╭─ Records supplied
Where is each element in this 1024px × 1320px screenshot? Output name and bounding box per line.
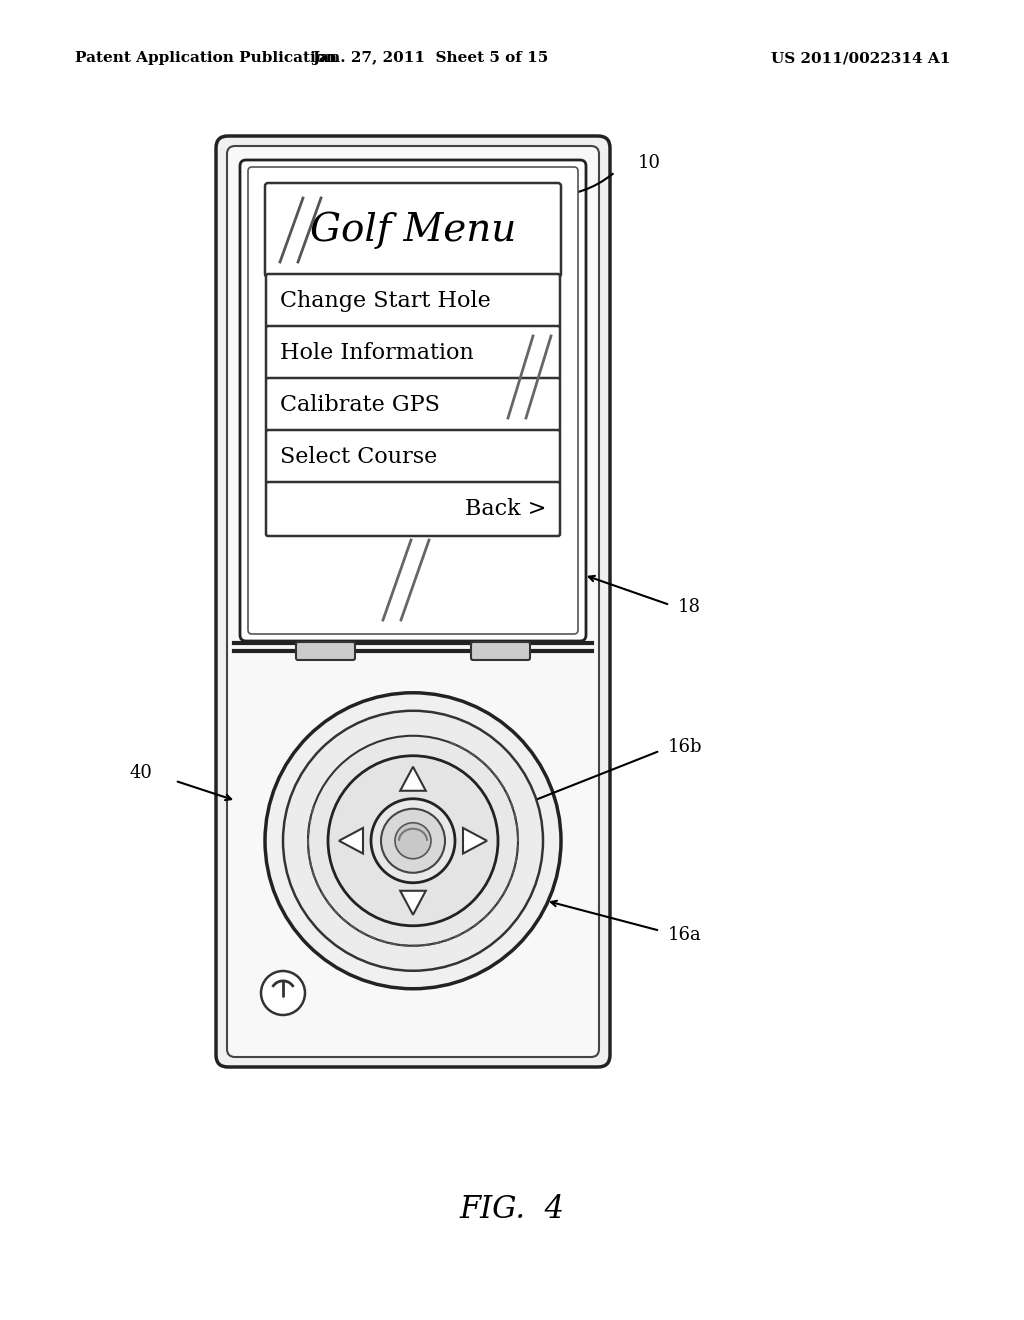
FancyBboxPatch shape — [266, 326, 560, 380]
Ellipse shape — [265, 693, 561, 989]
Ellipse shape — [395, 822, 431, 859]
Text: Select Course: Select Course — [280, 446, 437, 469]
Ellipse shape — [308, 735, 518, 945]
Text: Jan. 27, 2011  Sheet 5 of 15: Jan. 27, 2011 Sheet 5 of 15 — [312, 51, 548, 65]
Ellipse shape — [283, 710, 543, 970]
FancyBboxPatch shape — [266, 482, 560, 536]
Text: US 2011/0022314 A1: US 2011/0022314 A1 — [771, 51, 950, 65]
Text: Golf Menu: Golf Menu — [310, 211, 516, 248]
FancyBboxPatch shape — [265, 183, 561, 277]
Text: Hole Information: Hole Information — [280, 342, 474, 364]
FancyBboxPatch shape — [248, 168, 578, 634]
FancyBboxPatch shape — [266, 378, 560, 432]
Polygon shape — [339, 828, 362, 854]
Text: 40: 40 — [129, 764, 152, 781]
Circle shape — [261, 972, 305, 1015]
FancyBboxPatch shape — [266, 430, 560, 484]
Text: 18: 18 — [678, 598, 701, 616]
Ellipse shape — [328, 756, 498, 925]
Polygon shape — [400, 767, 426, 791]
Text: Back >: Back > — [465, 498, 546, 520]
FancyBboxPatch shape — [240, 160, 586, 642]
Polygon shape — [463, 828, 487, 854]
FancyBboxPatch shape — [471, 642, 530, 660]
FancyBboxPatch shape — [266, 275, 560, 327]
Ellipse shape — [371, 799, 455, 883]
Text: 10: 10 — [638, 154, 662, 172]
Polygon shape — [400, 891, 426, 915]
Text: FIG.  4: FIG. 4 — [460, 1195, 564, 1225]
FancyBboxPatch shape — [227, 147, 599, 1057]
Text: 16b: 16b — [668, 738, 702, 756]
Text: Calibrate GPS: Calibrate GPS — [280, 393, 440, 416]
FancyBboxPatch shape — [296, 642, 355, 660]
Text: 16a: 16a — [668, 925, 701, 944]
Ellipse shape — [381, 809, 445, 873]
Text: Change Start Hole: Change Start Hole — [280, 290, 490, 312]
FancyBboxPatch shape — [216, 136, 610, 1067]
Text: Patent Application Publication: Patent Application Publication — [75, 51, 337, 65]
╰─
- [Request]
Turn the item above into a JSON list of strings with one string per line, skipping blank lines and leaving the picture out.

- [Correct response]
[
  "Where is each element in this 1024px × 1320px screenshot? Output name and bounding box per line.",
  "FancyBboxPatch shape — [266, 326, 560, 380]",
  "Ellipse shape — [265, 693, 561, 989]",
  "Ellipse shape — [395, 822, 431, 859]",
  "Text: Select Course: Select Course — [280, 446, 437, 469]",
  "Ellipse shape — [308, 735, 518, 945]",
  "Text: Jan. 27, 2011  Sheet 5 of 15: Jan. 27, 2011 Sheet 5 of 15 — [312, 51, 548, 65]",
  "Ellipse shape — [283, 710, 543, 970]",
  "FancyBboxPatch shape — [266, 482, 560, 536]",
  "Text: US 2011/0022314 A1: US 2011/0022314 A1 — [771, 51, 950, 65]",
  "Text: Golf Menu: Golf Menu — [310, 211, 516, 248]",
  "FancyBboxPatch shape — [265, 183, 561, 277]",
  "Text: Hole Information: Hole Information — [280, 342, 474, 364]",
  "FancyBboxPatch shape — [248, 168, 578, 634]",
  "FancyBboxPatch shape — [266, 378, 560, 432]",
  "Polygon shape — [339, 828, 362, 854]",
  "Text: 40: 40 — [129, 764, 152, 781]",
  "Circle shape — [261, 972, 305, 1015]",
  "FancyBboxPatch shape — [266, 430, 560, 484]",
  "Text: 18: 18 — [678, 598, 701, 616]",
  "Ellipse shape — [328, 756, 498, 925]",
  "Polygon shape — [400, 767, 426, 791]",
  "Text: Back >: Back > — [465, 498, 546, 520]",
  "FancyBboxPatch shape — [240, 160, 586, 642]",
  "Polygon shape — [463, 828, 487, 854]",
  "FancyBboxPatch shape — [471, 642, 530, 660]",
  "FancyBboxPatch shape — [266, 275, 560, 327]",
  "Ellipse shape — [371, 799, 455, 883]",
  "Text: 10: 10 — [638, 154, 662, 172]",
  "Polygon shape — [400, 891, 426, 915]",
  "Text: FIG.  4: FIG. 4 — [460, 1195, 564, 1225]",
  "FancyBboxPatch shape — [227, 147, 599, 1057]",
  "Text: 16b: 16b — [668, 738, 702, 756]",
  "Text: Calibrate GPS: Calibrate GPS — [280, 393, 440, 416]",
  "FancyBboxPatch shape — [296, 642, 355, 660]",
  "Text: 16a: 16a — [668, 925, 701, 944]",
  "Ellipse shape — [381, 809, 445, 873]",
  "Text: Change Start Hole: Change Start Hole — [280, 290, 490, 312]",
  "FancyBboxPatch shape — [216, 136, 610, 1067]",
  "Text: Patent Application Publication: Patent Application Publication — [75, 51, 337, 65]"
]